_Selected excerpt_.
Father’s Day

#838.5: Father’s Day 2020

Father’s Day 2020 was one of the strangest yet, but we celebrated my dad outdoors with steaks and social distancing.

The day started quietly with an espresso at dawn, but I couldn’t wait to get cooking.  Jen bought steaks and corn.  I love cooking and I especially love barbecuing.  Cooking for my mom and dad is one of the best hobbies I have.

The morning was spent relaxing by myself on the patio, reading Gord Downie and Jeff Lemire’s graphic novel Secret Path, the story of Chanie Wenjack.  I spoke about this book a bit on Saturday’s live stream.  To say reading this book was an intense undertaking is to sell the experience short.  I had to stop twice to catch my breath.  This powerful, true story is made so clear, so intense and spiritual thanks to the words of Gord and the images of Jeff.  A book/album review is absolutely forthcoming.  (Even though the book comes with a download of the Gord Downie album, I still bought the CD individually as well.)

It was a hot afternoon but at least my parents have a back deck with some shade.  I lit the gas and let the flames do their work.  I incorporated some new techniques that I picked up watching YouTube videos over the winter.  I let the steaks get up to room temperature, then patted them dry and seasoned with just salt, pepper and garlic powder.  Nothing fancy and no marinate was necessary.   I overcooked mine a bit for my liking.  Everybody else likes them a bit more done than me.  I forgot how hot my dad’s barbecue can get.  But they were still juicy and flavourful, I just prefer them a little more red.

_Objective 1_.
Convert the records starting at the line that contains "Patent image size: (931, 957)." and ending at the line that contains "The inflow gas DG is at (303, 362)." into a numbered list, leaving out any blank lines.

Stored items

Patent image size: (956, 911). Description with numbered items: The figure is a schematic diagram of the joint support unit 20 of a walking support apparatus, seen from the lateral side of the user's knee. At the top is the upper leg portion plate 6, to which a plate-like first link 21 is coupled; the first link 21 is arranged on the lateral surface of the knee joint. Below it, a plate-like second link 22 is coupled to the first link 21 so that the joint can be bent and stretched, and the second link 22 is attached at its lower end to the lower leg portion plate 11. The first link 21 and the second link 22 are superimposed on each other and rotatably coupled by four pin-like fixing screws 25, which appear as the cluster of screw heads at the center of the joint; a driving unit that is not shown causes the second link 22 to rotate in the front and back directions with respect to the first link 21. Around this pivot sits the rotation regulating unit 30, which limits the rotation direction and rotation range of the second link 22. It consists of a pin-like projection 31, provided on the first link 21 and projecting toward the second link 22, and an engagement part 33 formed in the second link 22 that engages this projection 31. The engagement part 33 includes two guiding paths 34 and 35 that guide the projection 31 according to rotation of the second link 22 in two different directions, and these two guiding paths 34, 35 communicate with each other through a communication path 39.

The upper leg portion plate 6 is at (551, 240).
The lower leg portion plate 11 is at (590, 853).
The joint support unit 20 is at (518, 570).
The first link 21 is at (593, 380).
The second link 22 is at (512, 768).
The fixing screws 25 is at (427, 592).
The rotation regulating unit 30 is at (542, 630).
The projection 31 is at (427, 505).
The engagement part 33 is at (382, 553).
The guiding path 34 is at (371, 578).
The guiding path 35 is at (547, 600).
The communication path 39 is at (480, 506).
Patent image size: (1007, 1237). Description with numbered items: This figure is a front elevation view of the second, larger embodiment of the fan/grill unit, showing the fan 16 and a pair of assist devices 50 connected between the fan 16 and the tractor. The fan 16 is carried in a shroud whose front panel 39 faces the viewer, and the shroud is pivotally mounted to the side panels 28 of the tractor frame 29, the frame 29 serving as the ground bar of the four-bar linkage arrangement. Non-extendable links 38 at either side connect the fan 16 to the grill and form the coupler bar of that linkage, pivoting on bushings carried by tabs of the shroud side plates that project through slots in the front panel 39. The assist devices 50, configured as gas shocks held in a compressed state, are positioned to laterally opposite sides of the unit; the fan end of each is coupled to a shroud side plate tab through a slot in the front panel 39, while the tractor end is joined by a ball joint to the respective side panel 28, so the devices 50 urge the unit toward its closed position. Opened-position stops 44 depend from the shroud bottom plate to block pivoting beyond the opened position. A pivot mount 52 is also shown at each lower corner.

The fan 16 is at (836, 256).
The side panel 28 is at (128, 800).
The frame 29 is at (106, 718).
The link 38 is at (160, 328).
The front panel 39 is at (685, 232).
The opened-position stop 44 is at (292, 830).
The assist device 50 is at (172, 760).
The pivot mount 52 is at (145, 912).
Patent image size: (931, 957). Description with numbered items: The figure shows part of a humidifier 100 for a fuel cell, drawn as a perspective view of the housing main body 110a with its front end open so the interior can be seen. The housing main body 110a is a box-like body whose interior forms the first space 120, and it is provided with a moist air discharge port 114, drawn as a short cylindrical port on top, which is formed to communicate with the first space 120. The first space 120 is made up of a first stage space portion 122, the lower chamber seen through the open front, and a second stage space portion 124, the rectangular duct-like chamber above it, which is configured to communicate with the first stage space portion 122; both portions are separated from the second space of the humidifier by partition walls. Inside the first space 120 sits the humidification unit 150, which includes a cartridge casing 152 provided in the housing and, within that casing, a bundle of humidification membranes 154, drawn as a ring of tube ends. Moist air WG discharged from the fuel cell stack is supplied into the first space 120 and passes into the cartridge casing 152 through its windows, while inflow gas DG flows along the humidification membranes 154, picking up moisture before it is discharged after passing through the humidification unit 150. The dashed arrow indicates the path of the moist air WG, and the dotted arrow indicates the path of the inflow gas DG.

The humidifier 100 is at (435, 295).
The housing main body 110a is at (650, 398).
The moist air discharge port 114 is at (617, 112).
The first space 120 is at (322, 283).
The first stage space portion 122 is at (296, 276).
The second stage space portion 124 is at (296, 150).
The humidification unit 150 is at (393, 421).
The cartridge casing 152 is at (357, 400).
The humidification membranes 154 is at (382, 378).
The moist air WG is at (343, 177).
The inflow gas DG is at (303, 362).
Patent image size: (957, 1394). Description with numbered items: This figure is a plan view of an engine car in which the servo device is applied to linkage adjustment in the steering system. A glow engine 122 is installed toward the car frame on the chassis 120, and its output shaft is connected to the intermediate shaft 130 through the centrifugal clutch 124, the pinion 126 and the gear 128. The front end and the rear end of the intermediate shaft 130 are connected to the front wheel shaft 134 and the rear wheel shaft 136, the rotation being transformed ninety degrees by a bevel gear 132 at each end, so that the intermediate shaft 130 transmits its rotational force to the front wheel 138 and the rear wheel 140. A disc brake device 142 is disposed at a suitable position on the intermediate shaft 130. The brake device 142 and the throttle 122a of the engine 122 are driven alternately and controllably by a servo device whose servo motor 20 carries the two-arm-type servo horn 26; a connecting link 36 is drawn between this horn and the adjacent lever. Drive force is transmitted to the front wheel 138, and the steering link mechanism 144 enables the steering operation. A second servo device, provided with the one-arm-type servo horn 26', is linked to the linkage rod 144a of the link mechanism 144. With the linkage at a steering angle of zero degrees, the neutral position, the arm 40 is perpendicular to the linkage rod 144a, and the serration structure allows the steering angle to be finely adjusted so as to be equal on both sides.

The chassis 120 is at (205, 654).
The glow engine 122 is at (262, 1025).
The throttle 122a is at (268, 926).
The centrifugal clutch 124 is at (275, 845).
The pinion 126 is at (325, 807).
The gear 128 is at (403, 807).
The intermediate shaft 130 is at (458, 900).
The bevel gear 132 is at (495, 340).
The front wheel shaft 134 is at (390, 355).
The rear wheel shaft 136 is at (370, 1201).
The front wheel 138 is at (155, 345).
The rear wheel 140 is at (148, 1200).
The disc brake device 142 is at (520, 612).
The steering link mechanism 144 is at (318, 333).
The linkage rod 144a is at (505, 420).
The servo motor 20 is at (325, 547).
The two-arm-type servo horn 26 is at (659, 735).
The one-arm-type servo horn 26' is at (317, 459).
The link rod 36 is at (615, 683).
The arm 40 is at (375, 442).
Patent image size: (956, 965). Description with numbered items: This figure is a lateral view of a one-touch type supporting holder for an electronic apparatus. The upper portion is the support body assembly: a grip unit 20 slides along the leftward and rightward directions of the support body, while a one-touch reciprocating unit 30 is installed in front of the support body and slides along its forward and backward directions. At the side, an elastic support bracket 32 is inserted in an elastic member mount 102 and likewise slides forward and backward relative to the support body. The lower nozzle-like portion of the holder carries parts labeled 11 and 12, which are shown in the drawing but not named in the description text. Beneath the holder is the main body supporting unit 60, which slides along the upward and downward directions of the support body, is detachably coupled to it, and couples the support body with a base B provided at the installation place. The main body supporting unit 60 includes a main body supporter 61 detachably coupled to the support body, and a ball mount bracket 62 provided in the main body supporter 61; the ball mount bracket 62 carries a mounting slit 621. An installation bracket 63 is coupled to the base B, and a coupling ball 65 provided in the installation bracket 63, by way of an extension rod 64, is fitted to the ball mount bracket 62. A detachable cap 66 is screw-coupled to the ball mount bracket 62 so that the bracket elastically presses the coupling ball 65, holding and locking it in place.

_Objective 2_.
Copy the Father’s Day post starting at "#838.5: Father’s Day 2020" and ending at "hobbies I have.", substituting "coffee" for "espresso".

_Correct response 1_.
1. Patent image size: (931, 957). Description with numbered items: The figure shows part of a humidifier 100 for a fuel cell, drawn as a perspective view of the housing main body 110a with its front end open so the interior can be seen. The housing main body 110a is a box-like body whose interior forms the first space 120, and it is provided with a moist air discharge port 114, drawn as a short cylindrical port on top, which is formed to communicate with the first space 120. The first space 120 is made up of a first stage space portion 122, the lower chamber seen through the open front, and a second stage space portion 124, the rectangular duct-like chamber above it, which is configured to communicate with the first stage space portion 122; both portions are separated from the second space of the humidifier by partition walls. Inside the first space 120 sits the humidification unit 150, which includes a cartridge casing 152 provided in the housing and, within that casing, a bundle of humidification membranes 154, drawn as a ring of tube ends. Moist air WG discharged from the fuel cell stack is supplied into the first space 120 and passes into the cartridge casing 152 through its windows, while inflow gas DG flows along the humidification membranes 154, picking up moisture before it is discharged after passing through the humidification unit 150. The dashed arrow indicates the path of the moist air WG, and the dotted arrow indicates the path of the inflow gas DG.
2. The humidifier 100 is at (435, 295).
3. The housing main body 110a is at (650, 398).
4. The moist air discharge port 114 is at (617, 112).
5. The first space 120 is at (322, 283).
6. The first stage space portion 122 is at (296, 276).
7. The second stage space portion 124 is at (296, 150).
8. The humidification unit 150 is at (393, 421).
9. The cartridge casing 152 is at (357, 400).
10. The humidification membranes 154 is at (382, 378).
11. The moist air WG is at (343, 177).
12. The inflow gas DG is at (303, 362).

_Correct response 2_.
#838.5: Father’s Day 2020

Father’s Day 2020 was one of the strangest yet, but we celebrated my dad outdoors with steaks and social distancing.

The day started quietly with an coffee at dawn, but I couldn’t wait to get cooking.  Jen bought steaks and corn.  I love cooking and I especially love barbecuing.  Cooking for my mom and dad is one of the best hobbies I have.